**WHAT YOU HAVE TO DO**. Search the material below for the string "title" and list each line that holds it.

**Collected data entries**.
## BEGIN
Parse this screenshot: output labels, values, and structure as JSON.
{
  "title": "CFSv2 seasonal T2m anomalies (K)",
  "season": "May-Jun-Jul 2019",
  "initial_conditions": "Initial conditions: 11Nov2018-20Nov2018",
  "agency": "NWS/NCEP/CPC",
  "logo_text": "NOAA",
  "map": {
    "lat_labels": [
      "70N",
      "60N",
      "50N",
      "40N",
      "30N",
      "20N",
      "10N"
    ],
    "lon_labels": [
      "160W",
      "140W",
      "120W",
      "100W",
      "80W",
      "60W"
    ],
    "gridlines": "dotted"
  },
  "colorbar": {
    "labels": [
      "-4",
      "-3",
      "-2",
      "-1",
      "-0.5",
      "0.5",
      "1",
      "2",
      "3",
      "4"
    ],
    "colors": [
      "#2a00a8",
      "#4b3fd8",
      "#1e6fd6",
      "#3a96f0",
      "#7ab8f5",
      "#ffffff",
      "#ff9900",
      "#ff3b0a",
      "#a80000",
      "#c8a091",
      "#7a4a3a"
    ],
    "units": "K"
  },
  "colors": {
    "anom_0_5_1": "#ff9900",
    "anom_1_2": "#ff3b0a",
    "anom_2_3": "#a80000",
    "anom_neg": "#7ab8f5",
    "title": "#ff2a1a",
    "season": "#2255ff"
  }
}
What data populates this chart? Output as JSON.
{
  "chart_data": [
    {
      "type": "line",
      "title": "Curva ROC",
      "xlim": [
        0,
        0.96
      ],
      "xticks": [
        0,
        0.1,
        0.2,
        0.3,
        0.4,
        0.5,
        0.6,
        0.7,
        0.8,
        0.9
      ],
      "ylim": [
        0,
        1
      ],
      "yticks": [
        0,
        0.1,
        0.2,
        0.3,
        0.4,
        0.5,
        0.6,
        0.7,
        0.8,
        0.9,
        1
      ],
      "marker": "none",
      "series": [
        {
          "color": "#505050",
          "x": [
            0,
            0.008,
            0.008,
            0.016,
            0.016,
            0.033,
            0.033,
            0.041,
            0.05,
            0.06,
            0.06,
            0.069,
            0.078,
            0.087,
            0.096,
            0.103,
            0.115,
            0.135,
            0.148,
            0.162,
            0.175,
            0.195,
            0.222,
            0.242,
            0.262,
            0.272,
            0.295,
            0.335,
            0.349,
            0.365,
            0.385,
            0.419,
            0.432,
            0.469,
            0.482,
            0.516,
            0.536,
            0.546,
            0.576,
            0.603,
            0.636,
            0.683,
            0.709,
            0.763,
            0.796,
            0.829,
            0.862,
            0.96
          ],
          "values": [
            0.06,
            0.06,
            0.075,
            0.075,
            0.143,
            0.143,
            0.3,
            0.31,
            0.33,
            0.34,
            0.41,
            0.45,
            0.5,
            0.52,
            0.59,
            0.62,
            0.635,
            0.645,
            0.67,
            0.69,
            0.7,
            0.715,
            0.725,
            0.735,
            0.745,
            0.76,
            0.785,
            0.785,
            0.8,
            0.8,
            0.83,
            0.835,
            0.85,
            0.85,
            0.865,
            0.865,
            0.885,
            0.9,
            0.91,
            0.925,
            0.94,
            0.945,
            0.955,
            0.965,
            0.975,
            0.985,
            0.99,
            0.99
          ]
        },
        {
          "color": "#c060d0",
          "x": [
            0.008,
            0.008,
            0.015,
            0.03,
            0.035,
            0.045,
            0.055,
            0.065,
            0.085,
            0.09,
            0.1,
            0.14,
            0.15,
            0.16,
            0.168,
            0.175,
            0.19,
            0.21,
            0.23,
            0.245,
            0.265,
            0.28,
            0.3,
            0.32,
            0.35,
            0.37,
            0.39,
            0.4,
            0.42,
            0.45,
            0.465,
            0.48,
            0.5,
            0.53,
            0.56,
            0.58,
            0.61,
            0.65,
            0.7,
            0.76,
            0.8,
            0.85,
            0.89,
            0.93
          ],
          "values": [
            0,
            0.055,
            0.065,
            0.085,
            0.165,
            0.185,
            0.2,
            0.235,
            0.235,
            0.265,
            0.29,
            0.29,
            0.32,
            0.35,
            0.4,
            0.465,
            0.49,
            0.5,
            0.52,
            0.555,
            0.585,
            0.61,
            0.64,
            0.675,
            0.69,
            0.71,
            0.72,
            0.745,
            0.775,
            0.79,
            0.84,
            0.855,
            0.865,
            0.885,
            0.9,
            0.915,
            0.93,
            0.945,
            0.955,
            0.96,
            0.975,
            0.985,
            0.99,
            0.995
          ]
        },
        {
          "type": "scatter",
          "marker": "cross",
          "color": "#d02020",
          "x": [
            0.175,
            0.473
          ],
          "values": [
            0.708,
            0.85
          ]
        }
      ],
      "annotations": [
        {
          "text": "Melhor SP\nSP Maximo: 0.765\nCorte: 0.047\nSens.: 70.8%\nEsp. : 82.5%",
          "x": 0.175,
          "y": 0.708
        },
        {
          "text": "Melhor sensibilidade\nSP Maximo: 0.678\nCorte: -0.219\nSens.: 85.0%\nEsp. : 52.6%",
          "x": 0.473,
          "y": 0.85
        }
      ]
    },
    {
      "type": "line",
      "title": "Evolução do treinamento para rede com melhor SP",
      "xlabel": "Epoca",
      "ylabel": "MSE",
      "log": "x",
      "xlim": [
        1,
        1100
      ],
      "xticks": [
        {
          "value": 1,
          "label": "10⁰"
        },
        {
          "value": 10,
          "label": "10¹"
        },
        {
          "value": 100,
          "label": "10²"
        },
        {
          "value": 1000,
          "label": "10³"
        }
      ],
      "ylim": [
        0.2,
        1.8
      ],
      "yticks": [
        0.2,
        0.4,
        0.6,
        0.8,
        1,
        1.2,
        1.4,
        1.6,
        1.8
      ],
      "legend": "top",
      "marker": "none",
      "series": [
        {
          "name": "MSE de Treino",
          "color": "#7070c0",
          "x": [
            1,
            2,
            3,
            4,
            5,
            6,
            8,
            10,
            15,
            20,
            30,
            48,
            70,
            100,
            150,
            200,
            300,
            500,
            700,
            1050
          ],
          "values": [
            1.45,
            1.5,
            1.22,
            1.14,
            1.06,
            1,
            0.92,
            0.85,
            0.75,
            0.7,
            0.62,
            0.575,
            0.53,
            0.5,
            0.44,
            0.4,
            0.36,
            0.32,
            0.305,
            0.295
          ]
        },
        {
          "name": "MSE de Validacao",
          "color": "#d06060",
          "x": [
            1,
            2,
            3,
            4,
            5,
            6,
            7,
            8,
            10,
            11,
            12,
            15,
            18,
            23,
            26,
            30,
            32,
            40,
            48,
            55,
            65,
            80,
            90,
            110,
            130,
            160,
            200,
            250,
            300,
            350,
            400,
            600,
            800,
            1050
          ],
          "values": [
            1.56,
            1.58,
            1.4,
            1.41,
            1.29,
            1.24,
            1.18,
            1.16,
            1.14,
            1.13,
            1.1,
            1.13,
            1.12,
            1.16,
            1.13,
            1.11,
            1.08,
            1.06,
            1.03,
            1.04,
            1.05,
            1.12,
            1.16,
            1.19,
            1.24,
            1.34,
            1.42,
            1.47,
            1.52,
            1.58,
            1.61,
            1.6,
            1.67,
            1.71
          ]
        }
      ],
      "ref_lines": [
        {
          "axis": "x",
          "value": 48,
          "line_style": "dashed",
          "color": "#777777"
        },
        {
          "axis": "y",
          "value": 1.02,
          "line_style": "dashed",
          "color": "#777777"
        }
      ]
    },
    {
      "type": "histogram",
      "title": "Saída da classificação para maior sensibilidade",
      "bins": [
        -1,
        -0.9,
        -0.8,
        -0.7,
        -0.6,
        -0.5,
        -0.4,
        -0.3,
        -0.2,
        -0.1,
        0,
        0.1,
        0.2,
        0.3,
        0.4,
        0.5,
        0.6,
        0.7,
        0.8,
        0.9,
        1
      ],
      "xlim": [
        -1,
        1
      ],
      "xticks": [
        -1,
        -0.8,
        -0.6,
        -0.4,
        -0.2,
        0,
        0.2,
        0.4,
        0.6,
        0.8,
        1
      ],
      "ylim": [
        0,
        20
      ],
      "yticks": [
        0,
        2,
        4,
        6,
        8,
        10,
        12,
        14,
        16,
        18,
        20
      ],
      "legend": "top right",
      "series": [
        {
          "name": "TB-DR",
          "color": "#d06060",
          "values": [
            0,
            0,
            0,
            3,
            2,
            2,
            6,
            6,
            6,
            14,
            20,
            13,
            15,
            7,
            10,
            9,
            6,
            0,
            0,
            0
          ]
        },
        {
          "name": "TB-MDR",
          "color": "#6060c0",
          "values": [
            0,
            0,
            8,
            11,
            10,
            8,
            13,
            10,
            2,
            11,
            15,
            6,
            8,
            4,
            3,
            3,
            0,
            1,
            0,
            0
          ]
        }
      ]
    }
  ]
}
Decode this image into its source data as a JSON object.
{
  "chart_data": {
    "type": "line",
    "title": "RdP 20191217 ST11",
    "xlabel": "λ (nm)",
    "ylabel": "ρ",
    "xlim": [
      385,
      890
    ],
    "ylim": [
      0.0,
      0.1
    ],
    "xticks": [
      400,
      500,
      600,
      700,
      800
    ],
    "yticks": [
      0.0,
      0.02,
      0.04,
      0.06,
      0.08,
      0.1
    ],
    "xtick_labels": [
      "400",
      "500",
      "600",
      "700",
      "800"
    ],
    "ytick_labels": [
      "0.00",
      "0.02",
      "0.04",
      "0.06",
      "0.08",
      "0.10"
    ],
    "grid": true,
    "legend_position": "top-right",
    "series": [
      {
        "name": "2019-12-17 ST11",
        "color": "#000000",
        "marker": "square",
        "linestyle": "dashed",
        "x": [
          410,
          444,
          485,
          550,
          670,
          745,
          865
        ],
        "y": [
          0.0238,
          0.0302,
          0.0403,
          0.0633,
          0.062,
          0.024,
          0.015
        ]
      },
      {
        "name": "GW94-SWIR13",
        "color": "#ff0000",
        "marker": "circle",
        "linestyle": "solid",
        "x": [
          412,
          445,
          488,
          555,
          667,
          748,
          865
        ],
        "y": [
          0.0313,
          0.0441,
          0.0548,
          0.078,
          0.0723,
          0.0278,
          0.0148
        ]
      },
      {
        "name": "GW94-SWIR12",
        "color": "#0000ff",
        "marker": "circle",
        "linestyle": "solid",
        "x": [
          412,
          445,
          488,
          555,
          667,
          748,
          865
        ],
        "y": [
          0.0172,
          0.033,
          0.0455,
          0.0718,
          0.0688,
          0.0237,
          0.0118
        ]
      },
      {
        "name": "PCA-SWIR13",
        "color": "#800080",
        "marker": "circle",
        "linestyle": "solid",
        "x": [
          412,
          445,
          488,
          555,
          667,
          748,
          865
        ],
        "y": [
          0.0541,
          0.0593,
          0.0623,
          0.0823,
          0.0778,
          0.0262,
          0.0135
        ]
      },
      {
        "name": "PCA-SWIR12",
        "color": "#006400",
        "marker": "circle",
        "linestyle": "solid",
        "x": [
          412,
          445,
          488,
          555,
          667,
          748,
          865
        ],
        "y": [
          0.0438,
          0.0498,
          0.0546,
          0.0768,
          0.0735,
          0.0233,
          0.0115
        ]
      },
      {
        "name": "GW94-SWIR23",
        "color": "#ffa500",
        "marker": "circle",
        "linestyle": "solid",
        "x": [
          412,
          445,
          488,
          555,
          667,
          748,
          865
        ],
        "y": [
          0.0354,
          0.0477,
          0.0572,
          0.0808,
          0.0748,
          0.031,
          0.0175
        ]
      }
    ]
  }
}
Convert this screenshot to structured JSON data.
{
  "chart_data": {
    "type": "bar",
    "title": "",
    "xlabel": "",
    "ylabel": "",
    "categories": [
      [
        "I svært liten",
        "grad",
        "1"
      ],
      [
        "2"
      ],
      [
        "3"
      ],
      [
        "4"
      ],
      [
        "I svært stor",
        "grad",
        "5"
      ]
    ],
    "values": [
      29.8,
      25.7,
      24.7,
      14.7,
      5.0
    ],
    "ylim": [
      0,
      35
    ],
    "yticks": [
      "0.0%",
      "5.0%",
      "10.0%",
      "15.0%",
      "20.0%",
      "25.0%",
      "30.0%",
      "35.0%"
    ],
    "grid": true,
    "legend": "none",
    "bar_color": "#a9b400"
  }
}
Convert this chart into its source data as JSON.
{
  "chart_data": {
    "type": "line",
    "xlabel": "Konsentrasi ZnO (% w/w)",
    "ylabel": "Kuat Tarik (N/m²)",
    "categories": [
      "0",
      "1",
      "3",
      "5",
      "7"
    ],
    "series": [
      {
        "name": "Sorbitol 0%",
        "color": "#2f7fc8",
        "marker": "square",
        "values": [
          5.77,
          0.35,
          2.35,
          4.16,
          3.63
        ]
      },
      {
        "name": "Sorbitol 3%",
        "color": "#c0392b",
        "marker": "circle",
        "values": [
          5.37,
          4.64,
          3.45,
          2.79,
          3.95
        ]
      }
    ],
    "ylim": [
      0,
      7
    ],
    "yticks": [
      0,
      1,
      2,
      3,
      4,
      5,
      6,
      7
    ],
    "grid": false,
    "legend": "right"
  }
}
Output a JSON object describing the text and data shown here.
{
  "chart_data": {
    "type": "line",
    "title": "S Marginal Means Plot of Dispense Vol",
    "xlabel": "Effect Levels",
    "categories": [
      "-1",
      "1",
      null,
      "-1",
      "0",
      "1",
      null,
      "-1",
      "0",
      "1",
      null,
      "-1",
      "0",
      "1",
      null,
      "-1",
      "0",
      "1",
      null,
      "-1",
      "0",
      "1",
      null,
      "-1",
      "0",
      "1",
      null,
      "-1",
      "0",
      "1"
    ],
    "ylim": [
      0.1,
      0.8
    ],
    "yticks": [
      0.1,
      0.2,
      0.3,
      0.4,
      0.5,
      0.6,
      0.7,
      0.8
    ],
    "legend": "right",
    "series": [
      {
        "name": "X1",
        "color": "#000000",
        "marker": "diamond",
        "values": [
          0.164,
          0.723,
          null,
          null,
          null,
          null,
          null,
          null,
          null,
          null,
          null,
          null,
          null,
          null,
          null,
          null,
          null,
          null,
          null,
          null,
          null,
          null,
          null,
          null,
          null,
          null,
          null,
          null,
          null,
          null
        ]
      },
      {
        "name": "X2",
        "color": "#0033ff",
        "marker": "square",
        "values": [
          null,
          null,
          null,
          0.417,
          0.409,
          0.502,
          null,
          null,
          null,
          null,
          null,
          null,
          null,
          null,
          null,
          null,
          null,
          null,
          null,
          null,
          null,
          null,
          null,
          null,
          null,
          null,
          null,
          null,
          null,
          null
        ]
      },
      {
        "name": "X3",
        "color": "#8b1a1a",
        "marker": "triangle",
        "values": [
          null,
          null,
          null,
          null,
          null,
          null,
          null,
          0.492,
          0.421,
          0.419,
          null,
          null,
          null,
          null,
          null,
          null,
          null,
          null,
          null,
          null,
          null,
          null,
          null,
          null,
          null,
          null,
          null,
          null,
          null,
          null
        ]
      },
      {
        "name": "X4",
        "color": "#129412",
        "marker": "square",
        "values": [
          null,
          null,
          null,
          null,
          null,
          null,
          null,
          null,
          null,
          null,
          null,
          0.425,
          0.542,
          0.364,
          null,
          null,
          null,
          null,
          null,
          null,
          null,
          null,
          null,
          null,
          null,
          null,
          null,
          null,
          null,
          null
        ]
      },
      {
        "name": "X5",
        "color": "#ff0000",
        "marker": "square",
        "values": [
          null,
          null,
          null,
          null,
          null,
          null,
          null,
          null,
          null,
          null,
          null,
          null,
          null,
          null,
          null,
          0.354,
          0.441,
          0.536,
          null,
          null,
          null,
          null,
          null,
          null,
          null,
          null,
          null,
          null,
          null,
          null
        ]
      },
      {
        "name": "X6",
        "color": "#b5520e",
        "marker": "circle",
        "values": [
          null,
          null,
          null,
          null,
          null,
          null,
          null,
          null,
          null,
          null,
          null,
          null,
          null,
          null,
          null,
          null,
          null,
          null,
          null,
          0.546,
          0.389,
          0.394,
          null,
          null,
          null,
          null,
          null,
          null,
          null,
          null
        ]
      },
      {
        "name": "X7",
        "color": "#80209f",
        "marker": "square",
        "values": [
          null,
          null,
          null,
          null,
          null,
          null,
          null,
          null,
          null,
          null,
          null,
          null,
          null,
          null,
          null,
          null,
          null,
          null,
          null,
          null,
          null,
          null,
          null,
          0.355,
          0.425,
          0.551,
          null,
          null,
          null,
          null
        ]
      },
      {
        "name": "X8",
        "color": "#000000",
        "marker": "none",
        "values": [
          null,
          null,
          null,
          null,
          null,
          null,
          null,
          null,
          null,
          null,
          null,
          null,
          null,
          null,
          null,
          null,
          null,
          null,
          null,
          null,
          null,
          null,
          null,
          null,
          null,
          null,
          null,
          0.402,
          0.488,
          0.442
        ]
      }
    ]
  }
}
## END
**OUTPUT**.
  "title": "CFSv2 seasonal T2m anomalies (K)",
    "title": "#ff2a1a",
      "title": "Curva ROC",
      "title": "Evolução do treinamento para rede com melhor SP",
      "title": "Saída da classificação para maior sensibilidade",
    "title": "RdP 20191217 ST11",
    "title": "",
    "title": "S Marginal Means Plot of Dispense Vol",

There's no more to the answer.